• _Short task_: Among the entries below, count the lines that contain the word "zhǎn". Write down only the total.

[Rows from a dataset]

-=-=-=-=-

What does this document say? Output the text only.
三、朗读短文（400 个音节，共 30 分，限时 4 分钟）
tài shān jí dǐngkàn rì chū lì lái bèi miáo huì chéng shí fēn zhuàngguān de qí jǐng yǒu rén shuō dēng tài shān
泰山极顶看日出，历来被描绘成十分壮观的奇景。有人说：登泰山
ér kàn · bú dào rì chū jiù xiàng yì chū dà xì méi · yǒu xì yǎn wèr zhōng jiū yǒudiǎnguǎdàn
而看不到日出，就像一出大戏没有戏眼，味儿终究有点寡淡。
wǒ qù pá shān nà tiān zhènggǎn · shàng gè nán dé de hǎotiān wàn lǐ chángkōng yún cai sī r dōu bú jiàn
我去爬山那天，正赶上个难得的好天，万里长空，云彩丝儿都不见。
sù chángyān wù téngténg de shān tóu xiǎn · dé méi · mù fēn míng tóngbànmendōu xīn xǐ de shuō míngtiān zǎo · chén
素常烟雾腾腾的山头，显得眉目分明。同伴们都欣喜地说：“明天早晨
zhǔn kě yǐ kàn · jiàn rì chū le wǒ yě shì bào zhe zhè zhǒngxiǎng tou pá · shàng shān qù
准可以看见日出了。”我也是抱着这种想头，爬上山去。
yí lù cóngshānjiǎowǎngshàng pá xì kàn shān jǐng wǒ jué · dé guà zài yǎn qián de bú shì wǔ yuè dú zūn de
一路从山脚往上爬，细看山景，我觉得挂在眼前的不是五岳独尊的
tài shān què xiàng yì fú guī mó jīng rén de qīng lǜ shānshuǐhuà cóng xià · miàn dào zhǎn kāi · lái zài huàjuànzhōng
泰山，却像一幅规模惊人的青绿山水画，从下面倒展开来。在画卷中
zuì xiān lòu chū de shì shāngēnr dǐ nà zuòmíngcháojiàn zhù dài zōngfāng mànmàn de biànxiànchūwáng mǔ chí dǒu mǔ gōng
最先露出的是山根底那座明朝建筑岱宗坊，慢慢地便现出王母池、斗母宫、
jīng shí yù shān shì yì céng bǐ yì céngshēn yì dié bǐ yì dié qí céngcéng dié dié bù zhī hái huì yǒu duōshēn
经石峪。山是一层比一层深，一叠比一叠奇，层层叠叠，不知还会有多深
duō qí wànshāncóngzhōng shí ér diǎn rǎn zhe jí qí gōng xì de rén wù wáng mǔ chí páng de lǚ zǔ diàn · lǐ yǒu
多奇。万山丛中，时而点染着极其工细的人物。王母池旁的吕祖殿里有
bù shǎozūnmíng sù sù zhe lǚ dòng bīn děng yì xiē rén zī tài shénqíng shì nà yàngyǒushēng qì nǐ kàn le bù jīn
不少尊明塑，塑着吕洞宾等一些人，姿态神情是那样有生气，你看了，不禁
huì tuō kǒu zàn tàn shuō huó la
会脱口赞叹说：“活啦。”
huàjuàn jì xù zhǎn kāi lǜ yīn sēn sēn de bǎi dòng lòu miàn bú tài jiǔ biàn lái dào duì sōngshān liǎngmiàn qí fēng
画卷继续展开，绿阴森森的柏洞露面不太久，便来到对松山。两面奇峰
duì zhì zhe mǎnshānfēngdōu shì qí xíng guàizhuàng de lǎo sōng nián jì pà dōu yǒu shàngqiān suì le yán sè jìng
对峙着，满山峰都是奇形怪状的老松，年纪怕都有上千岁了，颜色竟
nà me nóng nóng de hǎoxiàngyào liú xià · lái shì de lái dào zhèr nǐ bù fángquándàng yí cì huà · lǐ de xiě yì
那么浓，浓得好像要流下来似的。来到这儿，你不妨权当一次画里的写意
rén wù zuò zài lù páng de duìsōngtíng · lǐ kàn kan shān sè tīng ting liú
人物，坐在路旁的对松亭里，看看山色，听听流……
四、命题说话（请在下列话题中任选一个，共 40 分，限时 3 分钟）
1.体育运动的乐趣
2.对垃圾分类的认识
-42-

-=-=-=-=-

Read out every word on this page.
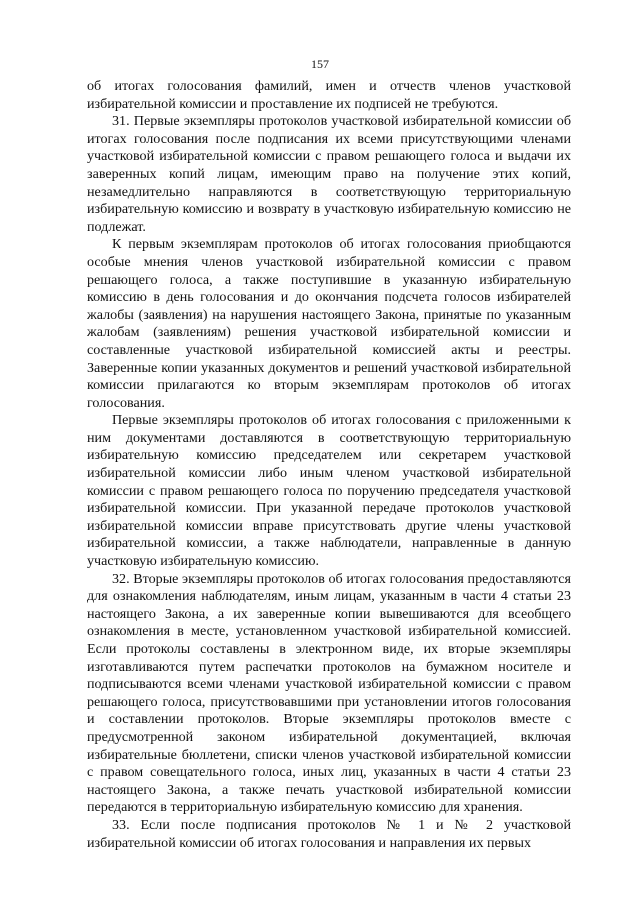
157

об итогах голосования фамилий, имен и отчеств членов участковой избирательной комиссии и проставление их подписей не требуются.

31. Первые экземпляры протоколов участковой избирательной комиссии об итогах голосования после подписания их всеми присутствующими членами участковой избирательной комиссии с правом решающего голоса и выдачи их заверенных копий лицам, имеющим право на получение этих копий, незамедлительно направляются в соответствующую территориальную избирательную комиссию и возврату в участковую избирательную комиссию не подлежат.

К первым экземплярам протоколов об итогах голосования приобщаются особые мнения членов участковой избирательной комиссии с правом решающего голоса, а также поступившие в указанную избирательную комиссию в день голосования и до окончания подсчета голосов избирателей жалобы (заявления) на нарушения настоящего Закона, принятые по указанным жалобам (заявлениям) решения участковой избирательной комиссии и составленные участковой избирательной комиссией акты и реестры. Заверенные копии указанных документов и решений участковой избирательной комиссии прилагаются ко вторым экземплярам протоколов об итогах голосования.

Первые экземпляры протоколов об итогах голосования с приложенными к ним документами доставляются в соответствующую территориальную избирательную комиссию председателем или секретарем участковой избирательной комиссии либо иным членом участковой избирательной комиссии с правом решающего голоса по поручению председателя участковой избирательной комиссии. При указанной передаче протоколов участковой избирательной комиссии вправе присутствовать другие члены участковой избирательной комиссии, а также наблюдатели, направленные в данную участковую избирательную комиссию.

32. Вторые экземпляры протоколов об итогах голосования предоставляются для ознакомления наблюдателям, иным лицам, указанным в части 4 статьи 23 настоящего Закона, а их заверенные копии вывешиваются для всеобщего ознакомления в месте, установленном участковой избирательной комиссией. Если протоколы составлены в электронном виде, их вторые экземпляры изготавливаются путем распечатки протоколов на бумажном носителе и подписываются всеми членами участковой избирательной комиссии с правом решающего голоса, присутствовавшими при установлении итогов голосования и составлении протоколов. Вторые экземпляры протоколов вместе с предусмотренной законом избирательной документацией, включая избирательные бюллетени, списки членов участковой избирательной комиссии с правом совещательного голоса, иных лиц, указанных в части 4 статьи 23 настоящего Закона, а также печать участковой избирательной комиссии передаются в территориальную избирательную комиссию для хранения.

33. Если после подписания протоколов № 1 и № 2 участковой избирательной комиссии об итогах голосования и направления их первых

-=-=-=-=-

• _Written response_: 2